→ **Work to be completed**:
Write the data out again in full, with no departure from the original.

→ **Records**:
┌──

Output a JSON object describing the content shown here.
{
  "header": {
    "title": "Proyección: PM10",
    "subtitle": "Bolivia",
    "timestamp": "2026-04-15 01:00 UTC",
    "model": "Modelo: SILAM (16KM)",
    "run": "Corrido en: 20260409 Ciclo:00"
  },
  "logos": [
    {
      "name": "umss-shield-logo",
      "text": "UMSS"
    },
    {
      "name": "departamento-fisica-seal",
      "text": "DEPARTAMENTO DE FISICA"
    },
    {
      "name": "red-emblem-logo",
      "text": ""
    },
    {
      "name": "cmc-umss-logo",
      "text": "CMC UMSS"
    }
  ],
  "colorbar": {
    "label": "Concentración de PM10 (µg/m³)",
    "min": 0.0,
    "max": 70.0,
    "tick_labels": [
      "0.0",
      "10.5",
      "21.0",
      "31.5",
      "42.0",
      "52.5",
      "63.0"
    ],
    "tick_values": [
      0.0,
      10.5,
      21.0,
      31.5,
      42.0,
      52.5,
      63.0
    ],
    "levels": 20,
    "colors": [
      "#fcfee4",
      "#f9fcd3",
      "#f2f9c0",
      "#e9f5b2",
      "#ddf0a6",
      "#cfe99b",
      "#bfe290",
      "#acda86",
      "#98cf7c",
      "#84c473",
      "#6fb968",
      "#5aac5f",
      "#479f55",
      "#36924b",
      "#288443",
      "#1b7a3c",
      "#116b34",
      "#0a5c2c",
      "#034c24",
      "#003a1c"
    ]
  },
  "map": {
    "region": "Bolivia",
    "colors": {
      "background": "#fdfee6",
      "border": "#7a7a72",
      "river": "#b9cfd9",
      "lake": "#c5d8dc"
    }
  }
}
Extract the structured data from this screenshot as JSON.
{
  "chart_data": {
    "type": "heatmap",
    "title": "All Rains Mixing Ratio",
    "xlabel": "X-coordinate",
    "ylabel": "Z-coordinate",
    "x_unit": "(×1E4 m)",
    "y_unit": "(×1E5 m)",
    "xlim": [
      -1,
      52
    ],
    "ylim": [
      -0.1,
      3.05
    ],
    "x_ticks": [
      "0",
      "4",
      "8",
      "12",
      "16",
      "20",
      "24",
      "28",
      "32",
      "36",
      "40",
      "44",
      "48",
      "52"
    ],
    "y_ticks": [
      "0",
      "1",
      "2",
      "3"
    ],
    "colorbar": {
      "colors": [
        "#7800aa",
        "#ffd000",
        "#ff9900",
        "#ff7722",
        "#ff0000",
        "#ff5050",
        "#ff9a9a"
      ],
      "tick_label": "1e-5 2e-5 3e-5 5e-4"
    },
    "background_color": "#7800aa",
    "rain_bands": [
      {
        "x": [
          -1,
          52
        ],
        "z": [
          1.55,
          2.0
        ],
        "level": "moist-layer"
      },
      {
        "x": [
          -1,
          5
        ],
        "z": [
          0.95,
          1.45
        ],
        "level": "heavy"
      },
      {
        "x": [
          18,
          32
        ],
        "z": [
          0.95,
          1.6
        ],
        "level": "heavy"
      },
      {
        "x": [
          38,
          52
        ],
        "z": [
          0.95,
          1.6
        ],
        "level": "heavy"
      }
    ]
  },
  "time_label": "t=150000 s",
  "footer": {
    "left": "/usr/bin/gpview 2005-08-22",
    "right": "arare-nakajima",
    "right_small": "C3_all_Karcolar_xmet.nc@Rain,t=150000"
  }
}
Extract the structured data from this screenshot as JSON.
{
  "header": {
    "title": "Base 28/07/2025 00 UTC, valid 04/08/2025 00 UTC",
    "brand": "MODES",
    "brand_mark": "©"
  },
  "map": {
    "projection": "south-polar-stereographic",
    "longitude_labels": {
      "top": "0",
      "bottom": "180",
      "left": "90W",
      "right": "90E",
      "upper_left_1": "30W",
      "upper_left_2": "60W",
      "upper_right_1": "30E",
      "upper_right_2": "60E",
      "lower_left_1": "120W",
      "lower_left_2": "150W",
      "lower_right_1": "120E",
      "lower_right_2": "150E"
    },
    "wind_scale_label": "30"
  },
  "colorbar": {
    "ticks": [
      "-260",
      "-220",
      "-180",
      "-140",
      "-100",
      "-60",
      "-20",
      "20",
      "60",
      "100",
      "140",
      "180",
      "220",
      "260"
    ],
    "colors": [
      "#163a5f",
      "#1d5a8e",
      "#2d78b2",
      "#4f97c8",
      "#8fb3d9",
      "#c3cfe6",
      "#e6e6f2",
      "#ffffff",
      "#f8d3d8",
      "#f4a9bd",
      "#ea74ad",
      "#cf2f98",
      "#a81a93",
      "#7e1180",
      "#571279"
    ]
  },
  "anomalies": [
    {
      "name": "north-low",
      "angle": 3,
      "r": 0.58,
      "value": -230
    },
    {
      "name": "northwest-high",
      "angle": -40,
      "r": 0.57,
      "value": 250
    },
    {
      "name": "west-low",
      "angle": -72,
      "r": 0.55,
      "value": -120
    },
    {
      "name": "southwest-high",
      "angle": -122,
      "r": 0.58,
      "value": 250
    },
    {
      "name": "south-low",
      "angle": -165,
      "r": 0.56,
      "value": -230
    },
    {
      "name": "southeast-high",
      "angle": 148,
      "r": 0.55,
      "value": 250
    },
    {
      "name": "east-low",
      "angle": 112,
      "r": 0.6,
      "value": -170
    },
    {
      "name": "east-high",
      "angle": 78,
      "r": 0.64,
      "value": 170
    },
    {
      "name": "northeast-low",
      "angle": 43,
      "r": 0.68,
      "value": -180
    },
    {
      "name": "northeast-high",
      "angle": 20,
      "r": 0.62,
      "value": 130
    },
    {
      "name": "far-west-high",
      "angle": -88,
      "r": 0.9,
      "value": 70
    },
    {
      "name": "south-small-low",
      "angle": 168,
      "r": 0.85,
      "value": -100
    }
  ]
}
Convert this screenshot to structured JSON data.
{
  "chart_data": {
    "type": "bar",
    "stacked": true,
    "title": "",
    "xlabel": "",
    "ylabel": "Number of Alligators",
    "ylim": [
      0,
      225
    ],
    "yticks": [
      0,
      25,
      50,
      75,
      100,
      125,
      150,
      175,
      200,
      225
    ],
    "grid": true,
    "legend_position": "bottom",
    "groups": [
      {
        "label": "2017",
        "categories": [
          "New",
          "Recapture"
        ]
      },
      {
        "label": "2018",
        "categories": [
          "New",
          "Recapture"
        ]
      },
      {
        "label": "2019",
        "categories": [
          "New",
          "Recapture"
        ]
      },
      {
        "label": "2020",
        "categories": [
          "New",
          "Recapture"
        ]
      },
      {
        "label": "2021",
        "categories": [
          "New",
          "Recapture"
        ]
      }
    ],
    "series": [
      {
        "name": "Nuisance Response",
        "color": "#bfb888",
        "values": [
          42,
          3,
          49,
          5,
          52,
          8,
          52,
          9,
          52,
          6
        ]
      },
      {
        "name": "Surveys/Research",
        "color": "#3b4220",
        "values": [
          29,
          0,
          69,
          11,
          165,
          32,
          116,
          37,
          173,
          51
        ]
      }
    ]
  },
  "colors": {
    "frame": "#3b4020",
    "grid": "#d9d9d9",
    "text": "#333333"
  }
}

└──

→ **Exercise result**:
Output a JSON object describing the content shown here.
{
  "header": {
    "title": "Proyección: PM10",
    "subtitle": "Bolivia",
    "timestamp": "2026-04-15 01:00 UTC",
    "model": "Modelo: SILAM (16KM)",
    "run": "Corrido en: 20260409 Ciclo:00"
  },
  "logos": [
    {
      "name": "umss-shield-logo",
      "text": "UMSS"
    },
    {
      "name": "departamento-fisica-seal",
      "text": "DEPARTAMENTO DE FISICA"
    },
    {
      "name": "red-emblem-logo",
      "text": ""
    },
    {
      "name": "cmc-umss-logo",
      "text": "CMC UMSS"
    }
  ],
  "colorbar": {
    "label": "Concentración de PM10 (µg/m³)",
    "min": 0.0,
    "max": 70.0,
    "tick_labels": [
      "0.0",
      "10.5",
      "21.0",
      "31.5",
      "42.0",
      "52.5",
      "63.0"
    ],
    "tick_values": [
      0.0,
      10.5,
      21.0,
      31.5,
      42.0,
      52.5,
      63.0
    ],
    "levels": 20,
    "colors": [
      "#fcfee4",
      "#f9fcd3",
      "#f2f9c0",
      "#e9f5b2",
      "#ddf0a6",
      "#cfe99b",
      "#bfe290",
      "#acda86",
      "#98cf7c",
      "#84c473",
      "#6fb968",
      "#5aac5f",
      "#479f55",
      "#36924b",
      "#288443",
      "#1b7a3c",
      "#116b34",
      "#0a5c2c",
      "#034c24",
      "#003a1c"
    ]
  },
  "map": {
    "region": "Bolivia",
    "colors": {
      "background": "#fdfee6",
      "border": "#7a7a72",
      "river": "#b9cfd9",
      "lake": "#c5d8dc"
    }
  }
}
Extract the structured data from this screenshot as JSON.
{
  "chart_data": {
    "type": "heatmap",
    "title": "All Rains Mixing Ratio",
    "xlabel": "X-coordinate",
    "ylabel": "Z-coordinate",
    "x_unit": "(×1E4 m)",
    "y_unit": "(×1E5 m)",
    "xlim": [
      -1,
      52
    ],
    "ylim": [
      -0.1,
      3.05
    ],
    "x_ticks": [
      "0",
      "4",
      "8",
      "12",
      "16",
      "20",
      "24",
      "28",
      "32",
      "36",
      "40",
      "44",
      "48",
      "52"
    ],
    "y_ticks": [
      "0",
      "1",
      "2",
      "3"
    ],
    "colorbar": {
      "colors": [
        "#7800aa",
        "#ffd000",
        "#ff9900",
        "#ff7722",
        "#ff0000",
        "#ff5050",
        "#ff9a9a"
      ],
      "tick_label": "1e-5 2e-5 3e-5 5e-4"
    },
    "background_color": "#7800aa",
    "rain_bands": [
      {
        "x": [
          -1,
          52
        ],
        "z": [
          1.55,
          2.0
        ],
        "level": "moist-layer"
      },
      {
        "x": [
          -1,
          5
        ],
        "z": [
          0.95,
          1.45
        ],
        "level": "heavy"
      },
      {
        "x": [
          18,
          32
        ],
        "z": [
          0.95,
          1.6
        ],
        "level": "heavy"
      },
      {
        "x": [
          38,
          52
        ],
        "z": [
          0.95,
          1.6
        ],
        "level": "heavy"
      }
    ]
  },
  "time_label": "t=150000 s",
  "footer": {
    "left": "/usr/bin/gpview 2005-08-22",
    "right": "arare-nakajima",
    "right_small": "C3_all_Karcolar_xmet.nc@Rain,t=150000"
  }
}
Extract the structured data from this screenshot as JSON.
{
  "header": {
    "title": "Base 28/07/2025 00 UTC, valid 04/08/2025 00 UTC",
    "brand": "MODES",
    "brand_mark": "©"
  },
  "map": {
    "projection": "south-polar-stereographic",
    "longitude_labels": {
      "top": "0",
      "bottom": "180",
      "left": "90W",
      "right": "90E",
      "upper_left_1": "30W",
      "upper_left_2": "60W",
      "upper_right_1": "30E",
      "upper_right_2": "60E",
      "lower_left_1": "120W",
      "lower_left_2": "150W",
      "lower_right_1": "120E",
      "lower_right_2": "150E"
    },
    "wind_scale_label": "30"
  },
  "colorbar": {
    "ticks": [
      "-260",
      "-220",
      "-180",
      "-140",
      "-100",
      "-60",
      "-20",
      "20",
      "60",
      "100",
      "140",
      "180",
      "220",
      "260"
    ],
    "colors": [
      "#163a5f",
      "#1d5a8e",
      "#2d78b2",
      "#4f97c8",
      "#8fb3d9",
      "#c3cfe6",
      "#e6e6f2",
      "#ffffff",
      "#f8d3d8",
      "#f4a9bd",
      "#ea74ad",
      "#cf2f98",
      "#a81a93",
      "#7e1180",
      "#571279"
    ]
  },
  "anomalies": [
    {
      "name": "north-low",
      "angle": 3,
      "r": 0.58,
      "value": -230
    },
    {
      "name": "northwest-high",
      "angle": -40,
      "r": 0.57,
      "value": 250
    },
    {
      "name": "west-low",
      "angle": -72,
      "r": 0.55,
      "value": -120
    },
    {
      "name": "southwest-high",
      "angle": -122,
      "r": 0.58,
      "value": 250
    },
    {
      "name": "south-low",
      "angle": -165,
      "r": 0.56,
      "value": -230
    },
    {
      "name": "southeast-high",
      "angle": 148,
      "r": 0.55,
      "value": 250
    },
    {
      "name": "east-low",
      "angle": 112,
      "r": 0.6,
      "value": -170
    },
    {
      "name": "east-high",
      "angle": 78,
      "r": 0.64,
      "value": 170
    },
    {
      "name": "northeast-low",
      "angle": 43,
      "r": 0.68,
      "value": -180
    },
    {
      "name": "northeast-high",
      "angle": 20,
      "r": 0.62,
      "value": 130
    },
    {
      "name": "far-west-high",
      "angle": -88,
      "r": 0.9,
      "value": 70
    },
    {
      "name": "south-small-low",
      "angle": 168,
      "r": 0.85,
      "value": -100
    }
  ]
}
Convert this screenshot to structured JSON data.
{
  "chart_data": {
    "type": "bar",
    "stacked": true,
    "title": "",
    "xlabel": "",
    "ylabel": "Number of Alligators",
    "ylim": [
      0,
      225
    ],
    "yticks": [
      0,
      25,
      50,
      75,
      100,
      125,
      150,
      175,
      200,
      225
    ],
    "grid": true,
    "legend_position": "bottom",
    "groups": [
      {
        "label": "2017",
        "categories": [
          "New",
          "Recapture"
        ]
      },
      {
        "label": "2018",
        "categories": [
          "New",
          "Recapture"
        ]
      },
      {
        "label": "2019",
        "categories": [
          "New",
          "Recapture"
        ]
      },
      {
        "label": "2020",
        "categories": [
          "New",
          "Recapture"
        ]
      },
      {
        "label": "2021",
        "categories": [
          "New",
          "Recapture"
        ]
      }
    ],
    "series": [
      {
        "name": "Nuisance Response",
        "color": "#bfb888",
        "values": [
          42,
          3,
          49,
          5,
          52,
          8,
          52,
          9,
          52,
          6
        ]
      },
      {
        "name": "Surveys/Research",
        "color": "#3b4220",
        "values": [
          29,
          0,
          69,
          11,
          165,
          32,
          116,
          37,
          173,
          51
        ]
      }
    ]
  },
  "colors": {
    "frame": "#3b4020",
    "grid": "#d9d9d9",
    "text": "#333333"
  }
}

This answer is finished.